◆ Stated problem ◆
State how many lines contain "Give", and write nothing except that count.

◆ Excerpted data ◆
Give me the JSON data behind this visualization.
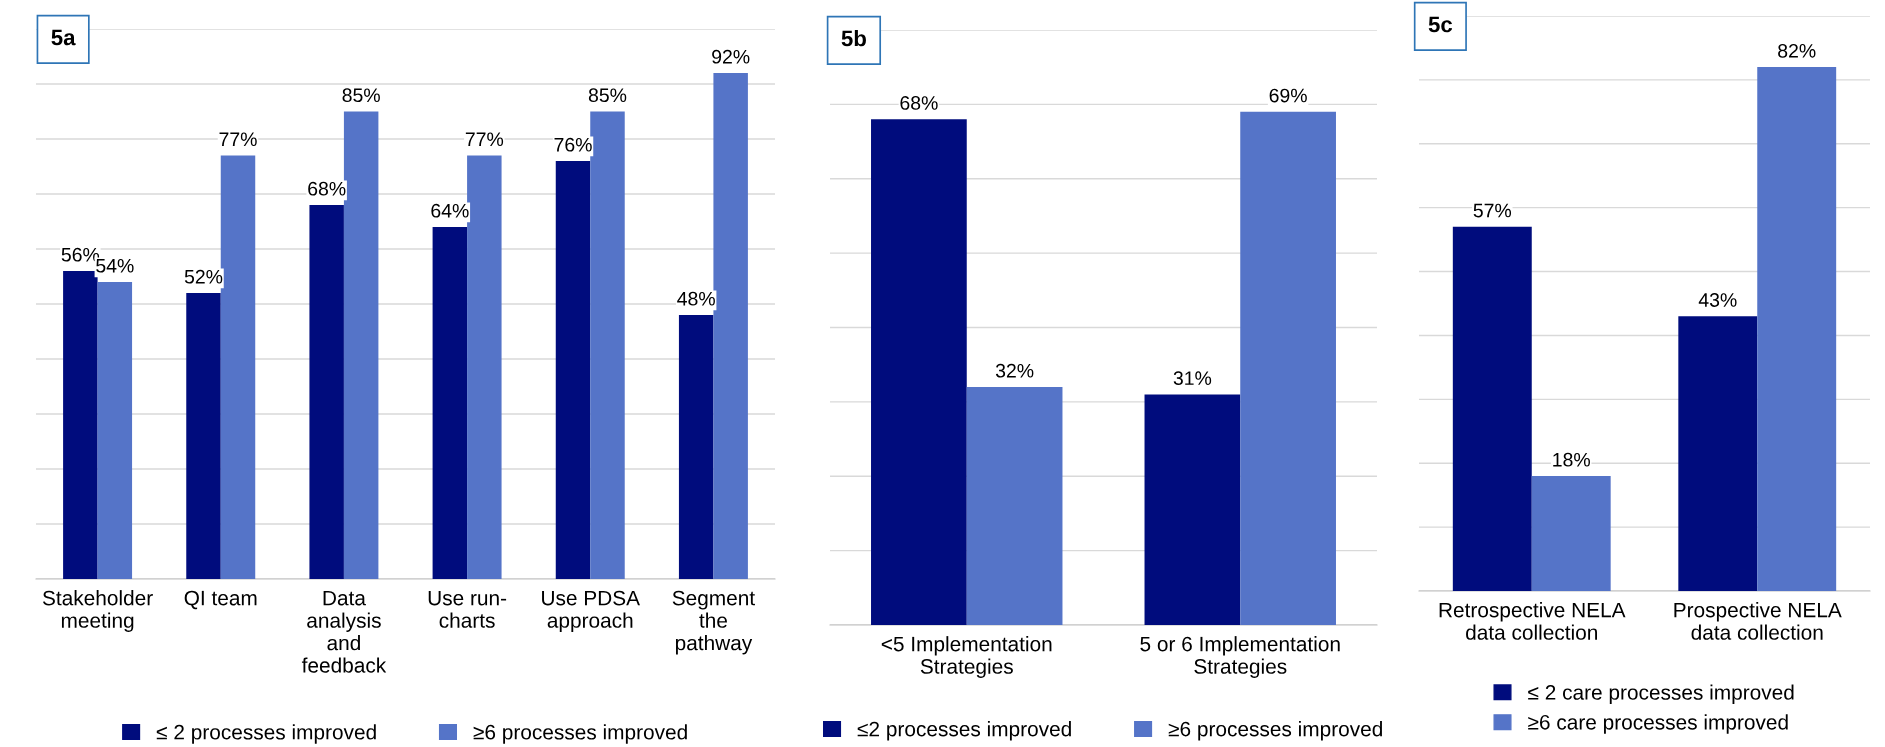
{
  "chart_data": [
    {
      "type": "bar",
      "title": "5a",
      "categories": [
        "Stakeholder\nmeeting",
        "QI team",
        "Data\nanalysis\nand\nfeedback",
        "Use run-\ncharts",
        "Use PDSA\napproach",
        "Segment\nthe\npathway"
      ],
      "ylim": [
        0,
        100
      ],
      "yticks": [
        {
          "value": 0,
          "label": null
        },
        {
          "value": 10,
          "label": null
        },
        {
          "value": 20,
          "label": null
        },
        {
          "value": 30,
          "label": null
        },
        {
          "value": 40,
          "label": null
        },
        {
          "value": 50,
          "label": null
        },
        {
          "value": 60,
          "label": null
        },
        {
          "value": 70,
          "label": null
        },
        {
          "value": 80,
          "label": null
        },
        {
          "value": 90,
          "label": null
        },
        {
          "value": 100,
          "label": null
        }
      ],
      "tick_labels": "x",
      "grid": "y",
      "legend": "bottom",
      "series": [
        {
          "name": "≤ 2 processes improved",
          "color": "#000c7d",
          "values": [
            56,
            52,
            68,
            64,
            76,
            48
          ],
          "value_labels": [
            "56%",
            "52%",
            "68%",
            "64%",
            "76%",
            "48%"
          ]
        },
        {
          "name": "≥6 processes improved",
          "color": "#5574c8",
          "values": [
            54,
            77,
            85,
            77,
            85,
            92
          ],
          "value_labels": [
            "54%",
            "77%",
            "85%",
            "77%",
            "85%",
            "92%"
          ]
        }
      ]
    },
    {
      "type": "bar",
      "title": "5b",
      "categories": [
        "<5 Implementation\nStrategies",
        "5 or 6 Implementation\nStrategies"
      ],
      "ylim": [
        0,
        80
      ],
      "yticks": [
        {
          "value": 0,
          "label": null
        },
        {
          "value": 10,
          "label": null
        },
        {
          "value": 20,
          "label": null
        },
        {
          "value": 30,
          "label": null
        },
        {
          "value": 40,
          "label": null
        },
        {
          "value": 50,
          "label": null
        },
        {
          "value": 60,
          "label": null
        },
        {
          "value": 70,
          "label": null
        },
        {
          "value": 80,
          "label": null
        }
      ],
      "tick_labels": "x",
      "grid": "y",
      "legend": "bottom",
      "series": [
        {
          "name": "≤2 processes improved",
          "color": "#000c7d",
          "values": [
            68,
            31
          ],
          "value_labels": [
            "68%",
            "31%"
          ]
        },
        {
          "name": "≥6 processes improved",
          "color": "#5574c8",
          "values": [
            32,
            69
          ],
          "value_labels": [
            "32%",
            "69%"
          ]
        }
      ]
    },
    {
      "type": "bar",
      "title": "5c",
      "categories": [
        "Retrospective NELA\ndata collection",
        "Prospective NELA\ndata collection"
      ],
      "ylim": [
        0,
        90
      ],
      "yticks": [
        {
          "value": 0,
          "label": null
        },
        {
          "value": 10,
          "label": null
        },
        {
          "value": 20,
          "label": null
        },
        {
          "value": 30,
          "label": null
        },
        {
          "value": 40,
          "label": null
        },
        {
          "value": 50,
          "label": null
        },
        {
          "value": 60,
          "label": null
        },
        {
          "value": 70,
          "label": null
        },
        {
          "value": 80,
          "label": null
        },
        {
          "value": 90,
          "label": null
        }
      ],
      "tick_labels": "x",
      "grid": "y",
      "legend": "bottom",
      "series": [
        {
          "name": "≤ 2 care processes improved",
          "color": "#000c7d",
          "values": [
            57,
            43
          ],
          "value_labels": [
            "57%",
            "43%"
          ]
        },
        {
          "name": "≥6 care processes improved",
          "color": "#5574c8",
          "values": [
            18,
            82
          ],
          "value_labels": [
            "18%",
            "82%"
          ]
        }
      ]
    }
  ]
}
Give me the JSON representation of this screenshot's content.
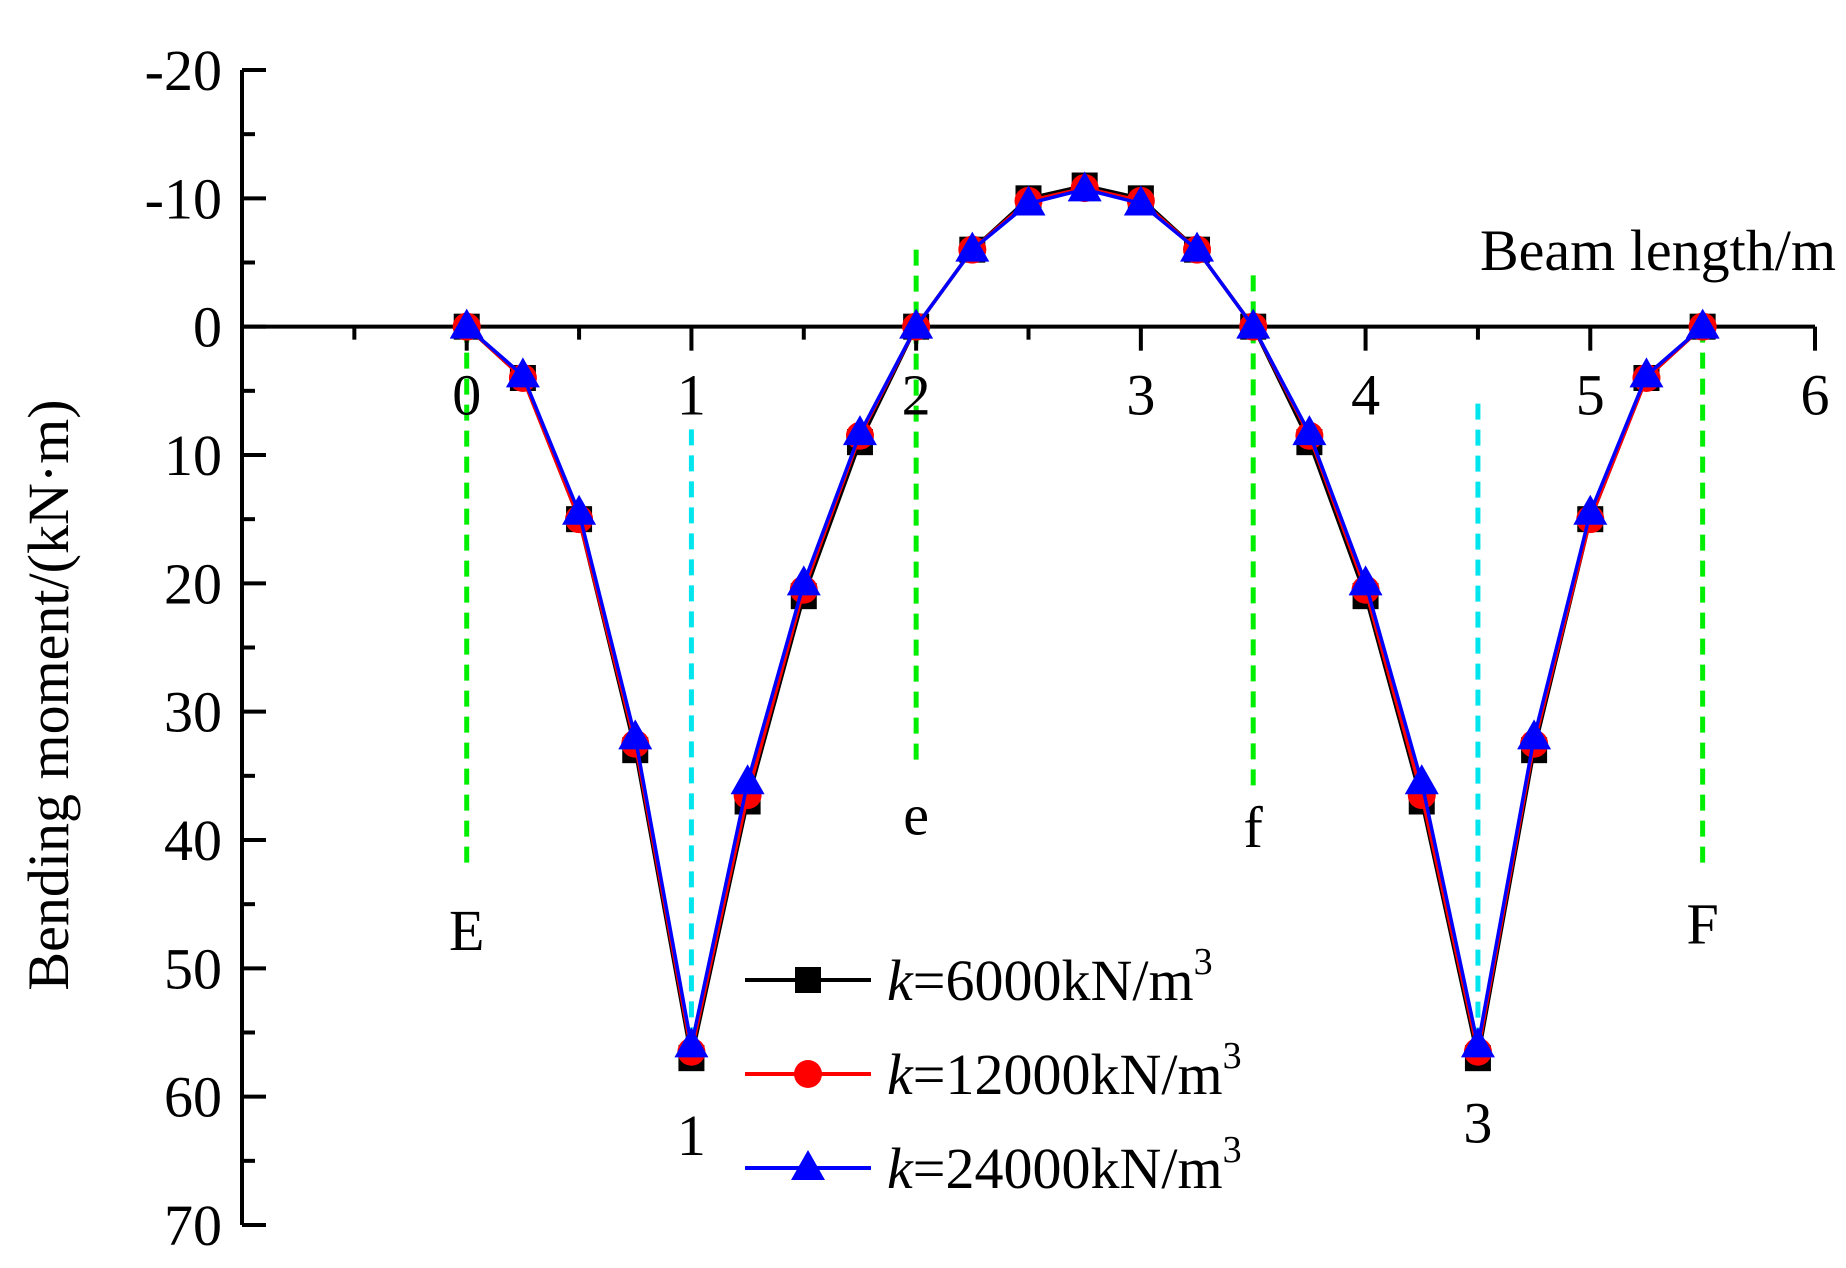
{
  "chart_data": {
    "type": "line",
    "xlabel": "Beam length/m",
    "ylabel": "Bending moment/(kN·m)",
    "xlim": [
      -1,
      6
    ],
    "ylim": [
      -20,
      70
    ],
    "y_inverted": true,
    "x_ticks": [
      0,
      1,
      2,
      3,
      4,
      5,
      6
    ],
    "y_ticks": [
      -20,
      -10,
      0,
      10,
      20,
      30,
      40,
      50,
      60,
      70
    ],
    "x_tick_labels": [
      "0",
      "1",
      "2",
      "3",
      "4",
      "5",
      "6"
    ],
    "y_tick_labels": [
      "-20",
      "-10",
      "0",
      "10",
      "20",
      "30",
      "40",
      "50",
      "60",
      "70"
    ],
    "grid": false,
    "legend_position": "bottom-center",
    "x": [
      0,
      0.25,
      0.5,
      0.75,
      1.0,
      1.25,
      1.5,
      1.75,
      2.0,
      2.25,
      2.5,
      2.75,
      3.0,
      3.25,
      3.5,
      3.75,
      4.0,
      4.25,
      4.5,
      4.75,
      5.0,
      5.25,
      5.5
    ],
    "series": [
      {
        "name": "k=6000kN/m3",
        "legend_k": "k",
        "legend_rest": "=6000kN/m",
        "legend_sup": "3",
        "color": "#000000",
        "marker": "square",
        "values": [
          0,
          4,
          15,
          33,
          57,
          37,
          21,
          9,
          0,
          -6,
          -10,
          -11,
          -10,
          -6,
          0,
          9,
          21,
          37,
          57,
          33,
          15,
          4,
          0
        ]
      },
      {
        "name": "k=12000kN/m3",
        "legend_k": "k",
        "legend_rest": "=12000kN/m",
        "legend_sup": "3",
        "color": "#ff0000",
        "marker": "circle",
        "values": [
          0,
          4,
          15,
          32.5,
          56.5,
          36.5,
          20.5,
          8.5,
          0,
          -6,
          -9.8,
          -10.8,
          -9.8,
          -6,
          0,
          8.5,
          20.5,
          36.5,
          56.5,
          32.5,
          15,
          4,
          0
        ]
      },
      {
        "name": "k=24000kN/m3",
        "legend_k": "k",
        "legend_rest": "=24000kN/m",
        "legend_sup": "3",
        "color": "#0000ff",
        "marker": "triangle",
        "values": [
          0,
          3.8,
          14.5,
          32,
          56,
          35.5,
          20,
          8.3,
          0,
          -6,
          -9.6,
          -10.7,
          -9.6,
          -6,
          0,
          8.3,
          20,
          35.5,
          56,
          32,
          14.5,
          3.8,
          0
        ]
      }
    ],
    "annotations": [
      {
        "text": "E",
        "x": 0.0,
        "y": 47,
        "line_color": "#00ee00",
        "line_y": [
          0,
          42
        ]
      },
      {
        "text": "e",
        "x": 2.0,
        "y": 38,
        "line_color": "#00ee00",
        "line_y": [
          -6,
          34
        ]
      },
      {
        "text": "f",
        "x": 3.5,
        "y": 39,
        "line_color": "#00ee00",
        "line_y": [
          -4,
          36
        ]
      },
      {
        "text": "F",
        "x": 5.5,
        "y": 46.5,
        "line_color": "#00ee00",
        "line_y": [
          0,
          42
        ]
      },
      {
        "text": "1",
        "x": 1.0,
        "y": 63,
        "line_color": "#00e5ee",
        "line_y": [
          8,
          58
        ]
      },
      {
        "text": "3",
        "x": 4.5,
        "y": 62,
        "line_color": "#00e5ee",
        "line_y": [
          6,
          57
        ]
      }
    ]
  }
}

◆ Result of this task ◆
2